• **Exercise details**
Take the entries below and reproduce them word for word.

Stored data
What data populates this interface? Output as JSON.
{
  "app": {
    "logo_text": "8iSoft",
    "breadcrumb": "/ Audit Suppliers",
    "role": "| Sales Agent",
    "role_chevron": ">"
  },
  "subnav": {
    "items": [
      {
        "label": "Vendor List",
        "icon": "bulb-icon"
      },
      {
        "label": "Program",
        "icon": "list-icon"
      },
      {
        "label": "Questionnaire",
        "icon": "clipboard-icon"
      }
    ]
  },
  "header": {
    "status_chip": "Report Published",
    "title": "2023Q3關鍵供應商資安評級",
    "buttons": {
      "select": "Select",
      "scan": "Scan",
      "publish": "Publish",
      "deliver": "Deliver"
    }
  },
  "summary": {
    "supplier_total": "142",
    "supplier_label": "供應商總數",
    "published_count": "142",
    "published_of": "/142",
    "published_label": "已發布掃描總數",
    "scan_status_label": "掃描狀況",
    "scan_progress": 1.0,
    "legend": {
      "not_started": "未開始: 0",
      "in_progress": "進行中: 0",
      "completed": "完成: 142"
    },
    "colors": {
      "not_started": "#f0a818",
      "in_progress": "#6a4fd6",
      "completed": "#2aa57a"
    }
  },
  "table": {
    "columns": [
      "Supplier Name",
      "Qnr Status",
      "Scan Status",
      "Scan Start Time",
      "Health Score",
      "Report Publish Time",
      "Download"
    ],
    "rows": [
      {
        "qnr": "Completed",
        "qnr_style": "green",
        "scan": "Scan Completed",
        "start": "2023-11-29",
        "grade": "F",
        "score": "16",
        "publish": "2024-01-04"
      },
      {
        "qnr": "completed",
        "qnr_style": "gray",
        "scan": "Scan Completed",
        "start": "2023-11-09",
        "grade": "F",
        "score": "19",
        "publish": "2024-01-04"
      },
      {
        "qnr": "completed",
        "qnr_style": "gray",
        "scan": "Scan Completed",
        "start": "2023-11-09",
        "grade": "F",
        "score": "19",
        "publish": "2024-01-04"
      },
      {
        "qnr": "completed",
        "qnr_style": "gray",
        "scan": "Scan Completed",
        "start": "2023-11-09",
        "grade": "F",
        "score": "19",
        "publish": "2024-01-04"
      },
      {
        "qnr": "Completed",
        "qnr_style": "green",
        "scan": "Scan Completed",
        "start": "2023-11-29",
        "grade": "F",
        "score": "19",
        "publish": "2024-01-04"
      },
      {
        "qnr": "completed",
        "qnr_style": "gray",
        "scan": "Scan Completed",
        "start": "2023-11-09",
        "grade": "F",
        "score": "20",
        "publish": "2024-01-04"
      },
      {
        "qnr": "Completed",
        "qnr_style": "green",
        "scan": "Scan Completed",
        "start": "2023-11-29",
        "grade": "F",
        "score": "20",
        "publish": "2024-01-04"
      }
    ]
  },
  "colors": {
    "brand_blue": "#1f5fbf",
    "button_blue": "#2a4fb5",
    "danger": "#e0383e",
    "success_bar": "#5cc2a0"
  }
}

• **The solution**
What data populates this interface? Output as JSON.
{
  "app": {
    "logo_text": "8iSoft",
    "breadcrumb": "/ Audit Suppliers",
    "role": "| Sales Agent",
    "role_chevron": ">"
  },
  "subnav": {
    "items": [
      {
        "label": "Vendor List",
        "icon": "bulb-icon"
      },
      {
        "label": "Program",
        "icon": "list-icon"
      },
      {
        "label": "Questionnaire",
        "icon": "clipboard-icon"
      }
    ]
  },
  "header": {
    "status_chip": "Report Published",
    "title": "2023Q3關鍵供應商資安評級",
    "buttons": {
      "select": "Select",
      "scan": "Scan",
      "publish": "Publish",
      "deliver": "Deliver"
    }
  },
  "summary": {
    "supplier_total": "142",
    "supplier_label": "供應商總數",
    "published_count": "142",
    "published_of": "/142",
    "published_label": "已發布掃描總數",
    "scan_status_label": "掃描狀況",
    "scan_progress": 1.0,
    "legend": {
      "not_started": "未開始: 0",
      "in_progress": "進行中: 0",
      "completed": "完成: 142"
    },
    "colors": {
      "not_started": "#f0a818",
      "in_progress": "#6a4fd6",
      "completed": "#2aa57a"
    }
  },
  "table": {
    "columns": [
      "Supplier Name",
      "Qnr Status",
      "Scan Status",
      "Scan Start Time",
      "Health Score",
      "Report Publish Time",
      "Download"
    ],
    "rows": [
      {
        "qnr": "Completed",
        "qnr_style": "green",
        "scan": "Scan Completed",
        "start": "2023-11-29",
        "grade": "F",
        "score": "16",
        "publish": "2024-01-04"
      },
      {
        "qnr": "completed",
        "qnr_style": "gray",
        "scan": "Scan Completed",
        "start": "2023-11-09",
        "grade": "F",
        "score": "19",
        "publish": "2024-01-04"
      },
      {
        "qnr": "completed",
        "qnr_style": "gray",
        "scan": "Scan Completed",
        "start": "2023-11-09",
        "grade": "F",
        "score": "19",
        "publish": "2024-01-04"
      },
      {
        "qnr": "completed",
        "qnr_style": "gray",
        "scan": "Scan Completed",
        "start": "2023-11-09",
        "grade": "F",
        "score": "19",
        "publish": "2024-01-04"
      },
      {
        "qnr": "Completed",
        "qnr_style": "green",
        "scan": "Scan Completed",
        "start": "2023-11-29",
        "grade": "F",
        "score": "19",
        "publish": "2024-01-04"
      },
      {
        "qnr": "completed",
        "qnr_style": "gray",
        "scan": "Scan Completed",
        "start": "2023-11-09",
        "grade": "F",
        "score": "20",
        "publish": "2024-01-04"
      },
      {
        "qnr": "Completed",
        "qnr_style": "green",
        "scan": "Scan Completed",
        "start": "2023-11-29",
        "grade": "F",
        "score": "20",
        "publish": "2024-01-04"
      }
    ]
  },
  "colors": {
    "brand_blue": "#1f5fbf",
    "button_blue": "#2a4fb5",
    "danger": "#e0383e",
    "success_bar": "#5cc2a0"
  }
}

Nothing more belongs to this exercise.